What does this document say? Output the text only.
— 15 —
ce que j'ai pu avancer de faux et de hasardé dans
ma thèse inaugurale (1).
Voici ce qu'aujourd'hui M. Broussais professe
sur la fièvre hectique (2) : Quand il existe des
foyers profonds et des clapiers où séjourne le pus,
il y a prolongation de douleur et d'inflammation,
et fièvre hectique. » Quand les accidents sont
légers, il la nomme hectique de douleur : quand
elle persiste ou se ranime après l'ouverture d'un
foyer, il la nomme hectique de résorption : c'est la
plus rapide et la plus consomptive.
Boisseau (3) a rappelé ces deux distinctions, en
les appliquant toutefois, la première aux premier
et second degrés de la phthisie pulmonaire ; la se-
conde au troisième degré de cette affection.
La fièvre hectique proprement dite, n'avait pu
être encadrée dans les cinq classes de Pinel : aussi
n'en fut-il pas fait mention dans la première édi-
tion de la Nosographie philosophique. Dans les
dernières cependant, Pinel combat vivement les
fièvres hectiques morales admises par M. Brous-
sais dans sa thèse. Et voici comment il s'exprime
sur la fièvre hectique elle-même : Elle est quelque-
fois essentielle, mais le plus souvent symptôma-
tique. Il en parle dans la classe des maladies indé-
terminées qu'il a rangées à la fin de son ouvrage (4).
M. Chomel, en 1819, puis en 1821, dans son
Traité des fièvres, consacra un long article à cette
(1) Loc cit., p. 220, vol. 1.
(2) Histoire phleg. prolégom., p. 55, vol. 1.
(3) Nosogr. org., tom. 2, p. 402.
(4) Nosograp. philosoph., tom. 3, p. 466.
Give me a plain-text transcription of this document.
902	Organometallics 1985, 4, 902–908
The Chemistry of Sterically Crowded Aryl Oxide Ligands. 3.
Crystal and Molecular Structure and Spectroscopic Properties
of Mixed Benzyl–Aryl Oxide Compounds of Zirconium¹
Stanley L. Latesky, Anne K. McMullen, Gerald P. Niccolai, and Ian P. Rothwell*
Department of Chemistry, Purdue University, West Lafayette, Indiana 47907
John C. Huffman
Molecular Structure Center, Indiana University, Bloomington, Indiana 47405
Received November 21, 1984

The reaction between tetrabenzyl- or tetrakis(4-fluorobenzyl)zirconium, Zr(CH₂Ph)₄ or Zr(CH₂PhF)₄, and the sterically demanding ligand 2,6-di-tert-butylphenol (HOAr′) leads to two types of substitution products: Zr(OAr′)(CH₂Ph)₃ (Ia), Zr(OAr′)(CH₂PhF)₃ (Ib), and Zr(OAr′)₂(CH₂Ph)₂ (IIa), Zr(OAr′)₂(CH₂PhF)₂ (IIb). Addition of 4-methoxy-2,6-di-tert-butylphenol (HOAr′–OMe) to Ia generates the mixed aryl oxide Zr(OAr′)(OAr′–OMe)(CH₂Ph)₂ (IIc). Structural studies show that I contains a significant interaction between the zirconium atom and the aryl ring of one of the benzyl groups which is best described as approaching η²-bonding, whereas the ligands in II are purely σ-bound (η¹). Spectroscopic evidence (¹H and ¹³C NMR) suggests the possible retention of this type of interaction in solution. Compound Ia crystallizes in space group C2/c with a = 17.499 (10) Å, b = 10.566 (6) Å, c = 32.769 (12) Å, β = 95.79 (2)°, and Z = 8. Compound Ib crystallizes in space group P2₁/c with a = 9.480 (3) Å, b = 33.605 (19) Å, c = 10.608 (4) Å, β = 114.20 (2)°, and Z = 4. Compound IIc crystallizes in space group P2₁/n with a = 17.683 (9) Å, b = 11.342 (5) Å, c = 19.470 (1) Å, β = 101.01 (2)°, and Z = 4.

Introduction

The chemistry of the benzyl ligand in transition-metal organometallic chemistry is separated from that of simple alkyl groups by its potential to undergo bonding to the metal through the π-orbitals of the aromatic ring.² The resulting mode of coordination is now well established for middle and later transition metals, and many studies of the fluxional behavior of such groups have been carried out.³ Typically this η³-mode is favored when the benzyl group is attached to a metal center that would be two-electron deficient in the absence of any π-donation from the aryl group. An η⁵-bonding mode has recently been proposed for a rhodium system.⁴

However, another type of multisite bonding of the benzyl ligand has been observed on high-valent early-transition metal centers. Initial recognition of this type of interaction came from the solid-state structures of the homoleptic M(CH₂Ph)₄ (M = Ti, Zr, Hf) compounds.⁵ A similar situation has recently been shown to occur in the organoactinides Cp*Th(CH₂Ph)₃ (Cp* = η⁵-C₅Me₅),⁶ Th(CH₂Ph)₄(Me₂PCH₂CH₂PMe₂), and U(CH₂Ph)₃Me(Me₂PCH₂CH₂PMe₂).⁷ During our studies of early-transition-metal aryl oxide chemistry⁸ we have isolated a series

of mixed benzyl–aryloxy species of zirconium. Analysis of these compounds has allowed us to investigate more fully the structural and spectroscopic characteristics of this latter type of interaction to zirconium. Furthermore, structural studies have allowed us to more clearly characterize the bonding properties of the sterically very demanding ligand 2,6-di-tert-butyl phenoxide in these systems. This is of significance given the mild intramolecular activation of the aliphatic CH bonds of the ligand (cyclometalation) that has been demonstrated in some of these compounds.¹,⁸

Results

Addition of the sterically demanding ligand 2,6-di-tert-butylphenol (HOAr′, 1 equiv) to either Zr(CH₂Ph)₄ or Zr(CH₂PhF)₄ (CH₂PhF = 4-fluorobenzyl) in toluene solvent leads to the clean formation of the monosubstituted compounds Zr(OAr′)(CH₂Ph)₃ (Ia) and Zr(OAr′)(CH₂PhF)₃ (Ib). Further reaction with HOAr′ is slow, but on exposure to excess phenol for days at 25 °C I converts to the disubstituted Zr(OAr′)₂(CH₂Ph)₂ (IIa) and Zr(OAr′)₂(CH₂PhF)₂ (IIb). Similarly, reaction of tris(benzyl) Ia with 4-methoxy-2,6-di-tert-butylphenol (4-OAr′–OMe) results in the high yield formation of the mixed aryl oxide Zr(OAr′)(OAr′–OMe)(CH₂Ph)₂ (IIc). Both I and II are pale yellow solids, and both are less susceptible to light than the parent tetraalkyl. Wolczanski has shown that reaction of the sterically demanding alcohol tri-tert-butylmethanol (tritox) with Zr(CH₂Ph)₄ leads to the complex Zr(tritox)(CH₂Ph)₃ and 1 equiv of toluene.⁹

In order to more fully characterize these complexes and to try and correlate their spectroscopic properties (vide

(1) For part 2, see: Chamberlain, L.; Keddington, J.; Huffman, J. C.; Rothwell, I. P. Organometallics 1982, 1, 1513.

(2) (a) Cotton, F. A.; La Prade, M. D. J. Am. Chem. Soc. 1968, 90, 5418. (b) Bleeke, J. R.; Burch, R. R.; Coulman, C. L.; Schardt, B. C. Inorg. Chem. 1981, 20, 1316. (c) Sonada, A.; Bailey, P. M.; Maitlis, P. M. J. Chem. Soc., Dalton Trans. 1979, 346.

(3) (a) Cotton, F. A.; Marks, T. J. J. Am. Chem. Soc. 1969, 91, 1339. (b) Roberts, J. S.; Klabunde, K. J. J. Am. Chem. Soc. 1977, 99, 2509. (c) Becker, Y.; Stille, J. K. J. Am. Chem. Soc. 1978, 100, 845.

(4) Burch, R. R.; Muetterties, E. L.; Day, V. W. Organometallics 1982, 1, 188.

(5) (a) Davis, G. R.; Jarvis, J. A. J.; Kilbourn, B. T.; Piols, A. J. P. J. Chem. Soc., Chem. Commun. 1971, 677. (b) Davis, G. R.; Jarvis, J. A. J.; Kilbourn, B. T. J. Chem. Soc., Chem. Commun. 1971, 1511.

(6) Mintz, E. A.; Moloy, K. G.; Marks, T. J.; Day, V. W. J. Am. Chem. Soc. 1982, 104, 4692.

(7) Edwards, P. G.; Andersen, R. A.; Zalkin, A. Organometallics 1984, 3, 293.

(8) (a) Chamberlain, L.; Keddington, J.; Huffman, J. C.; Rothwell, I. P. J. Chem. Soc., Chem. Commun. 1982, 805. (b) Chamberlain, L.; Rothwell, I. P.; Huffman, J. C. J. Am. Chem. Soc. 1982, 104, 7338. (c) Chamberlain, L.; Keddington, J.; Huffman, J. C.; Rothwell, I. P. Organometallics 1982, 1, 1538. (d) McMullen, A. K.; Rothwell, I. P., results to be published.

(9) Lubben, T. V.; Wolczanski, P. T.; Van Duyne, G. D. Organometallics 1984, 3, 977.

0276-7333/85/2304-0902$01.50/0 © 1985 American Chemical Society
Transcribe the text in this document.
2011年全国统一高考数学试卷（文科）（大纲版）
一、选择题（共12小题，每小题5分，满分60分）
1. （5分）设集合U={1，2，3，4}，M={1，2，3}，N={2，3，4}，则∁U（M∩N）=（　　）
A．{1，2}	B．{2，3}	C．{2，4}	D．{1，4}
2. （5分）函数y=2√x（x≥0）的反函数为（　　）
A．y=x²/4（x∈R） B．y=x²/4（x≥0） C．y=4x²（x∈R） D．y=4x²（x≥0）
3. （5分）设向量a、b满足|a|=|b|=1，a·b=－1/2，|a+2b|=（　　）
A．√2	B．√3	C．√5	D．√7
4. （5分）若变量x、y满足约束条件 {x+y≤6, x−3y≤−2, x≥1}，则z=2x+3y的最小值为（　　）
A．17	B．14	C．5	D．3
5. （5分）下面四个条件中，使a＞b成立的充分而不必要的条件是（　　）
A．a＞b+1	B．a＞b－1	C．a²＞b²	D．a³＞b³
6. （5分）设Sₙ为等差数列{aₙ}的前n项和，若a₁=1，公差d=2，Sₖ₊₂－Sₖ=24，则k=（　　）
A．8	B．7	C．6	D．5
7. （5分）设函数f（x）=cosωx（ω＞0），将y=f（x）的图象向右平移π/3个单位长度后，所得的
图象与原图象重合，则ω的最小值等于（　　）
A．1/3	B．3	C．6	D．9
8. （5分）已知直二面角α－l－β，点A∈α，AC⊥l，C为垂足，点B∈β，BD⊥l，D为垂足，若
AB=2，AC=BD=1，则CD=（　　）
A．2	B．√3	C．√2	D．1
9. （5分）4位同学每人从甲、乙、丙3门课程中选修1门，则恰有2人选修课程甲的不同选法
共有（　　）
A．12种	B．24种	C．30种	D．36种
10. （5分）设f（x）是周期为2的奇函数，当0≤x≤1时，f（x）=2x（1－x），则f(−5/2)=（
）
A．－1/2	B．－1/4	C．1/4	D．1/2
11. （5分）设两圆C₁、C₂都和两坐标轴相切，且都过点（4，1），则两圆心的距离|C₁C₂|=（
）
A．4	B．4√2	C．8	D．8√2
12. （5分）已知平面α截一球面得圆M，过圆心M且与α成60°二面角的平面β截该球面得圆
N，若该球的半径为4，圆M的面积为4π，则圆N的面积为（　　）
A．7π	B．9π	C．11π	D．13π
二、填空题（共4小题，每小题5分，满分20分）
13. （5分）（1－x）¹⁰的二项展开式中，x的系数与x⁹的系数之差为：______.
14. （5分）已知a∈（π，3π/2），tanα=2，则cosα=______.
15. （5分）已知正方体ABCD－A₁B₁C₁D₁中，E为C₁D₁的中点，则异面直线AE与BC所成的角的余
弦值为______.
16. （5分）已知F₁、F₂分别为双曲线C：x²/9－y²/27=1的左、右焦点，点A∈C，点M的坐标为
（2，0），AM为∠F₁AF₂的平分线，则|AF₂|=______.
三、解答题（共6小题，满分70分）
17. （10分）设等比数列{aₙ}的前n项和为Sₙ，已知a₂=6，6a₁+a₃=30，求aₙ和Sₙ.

§ **DESCRIPTION OF THE TASK**
Scan the material and collect every line that contains "fièvres".

§ **RESPONSE TO THE EXERCISE**
fièvres hectiques morales admises par M. Brous-
Traité des fièvres, consacra un long article à cette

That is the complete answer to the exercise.